--- Start ---

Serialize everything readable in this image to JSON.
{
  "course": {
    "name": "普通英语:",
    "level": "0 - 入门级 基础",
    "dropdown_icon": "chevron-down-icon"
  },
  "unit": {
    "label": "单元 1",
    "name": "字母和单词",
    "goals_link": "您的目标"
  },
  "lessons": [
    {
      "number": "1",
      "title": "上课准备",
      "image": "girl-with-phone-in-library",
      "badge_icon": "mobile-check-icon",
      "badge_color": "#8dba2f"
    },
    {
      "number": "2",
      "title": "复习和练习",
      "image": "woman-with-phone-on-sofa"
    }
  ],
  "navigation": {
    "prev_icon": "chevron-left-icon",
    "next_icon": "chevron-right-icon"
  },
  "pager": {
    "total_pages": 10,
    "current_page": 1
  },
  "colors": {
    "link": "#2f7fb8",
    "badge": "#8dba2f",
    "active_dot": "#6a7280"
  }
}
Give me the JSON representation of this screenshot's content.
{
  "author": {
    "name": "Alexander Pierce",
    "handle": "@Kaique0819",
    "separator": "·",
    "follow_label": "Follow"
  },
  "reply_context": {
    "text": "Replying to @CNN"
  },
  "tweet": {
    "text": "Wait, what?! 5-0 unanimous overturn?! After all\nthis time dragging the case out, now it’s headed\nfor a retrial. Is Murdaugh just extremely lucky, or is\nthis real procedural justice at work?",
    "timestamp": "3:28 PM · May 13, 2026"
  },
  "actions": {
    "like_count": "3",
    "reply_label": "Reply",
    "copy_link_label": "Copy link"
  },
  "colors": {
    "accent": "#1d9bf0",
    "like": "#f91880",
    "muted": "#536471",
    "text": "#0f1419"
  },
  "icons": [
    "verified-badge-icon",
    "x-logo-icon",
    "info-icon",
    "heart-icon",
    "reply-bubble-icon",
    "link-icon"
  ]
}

--- End ---

Problem statement: Give back all the records exactly as they stand.

Finished exercise:
Serialize everything readable in this image to JSON.
{
  "course": {
    "name": "普通英语:",
    "level": "0 - 入门级 基础",
    "dropdown_icon": "chevron-down-icon"
  },
  "unit": {
    "label": "单元 1",
    "name": "字母和单词",
    "goals_link": "您的目标"
  },
  "lessons": [
    {
      "number": "1",
      "title": "上课准备",
      "image": "girl-with-phone-in-library",
      "badge_icon": "mobile-check-icon",
      "badge_color": "#8dba2f"
    },
    {
      "number": "2",
      "title": "复习和练习",
      "image": "woman-with-phone-on-sofa"
    }
  ],
  "navigation": {
    "prev_icon": "chevron-left-icon",
    "next_icon": "chevron-right-icon"
  },
  "pager": {
    "total_pages": 10,
    "current_page": 1
  },
  "colors": {
    "link": "#2f7fb8",
    "badge": "#8dba2f",
    "active_dot": "#6a7280"
  }
}
Give me the JSON representation of this screenshot's content.
{
  "author": {
    "name": "Alexander Pierce",
    "handle": "@Kaique0819",
    "separator": "·",
    "follow_label": "Follow"
  },
  "reply_context": {
    "text": "Replying to @CNN"
  },
  "tweet": {
    "text": "Wait, what?! 5-0 unanimous overturn?! After all\nthis time dragging the case out, now it’s headed\nfor a retrial. Is Murdaugh just extremely lucky, or is\nthis real procedural justice at work?",
    "timestamp": "3:28 PM · May 13, 2026"
  },
  "actions": {
    "like_count": "3",
    "reply_label": "Reply",
    "copy_link_label": "Copy link"
  },
  "colors": {
    "accent": "#1d9bf0",
    "like": "#f91880",
    "muted": "#536471",
    "text": "#0f1419"
  },
  "icons": [
    "verified-badge-icon",
    "x-logo-icon",
    "info-icon",
    "heart-icon",
    "reply-bubble-icon",
    "link-icon"
  ]
}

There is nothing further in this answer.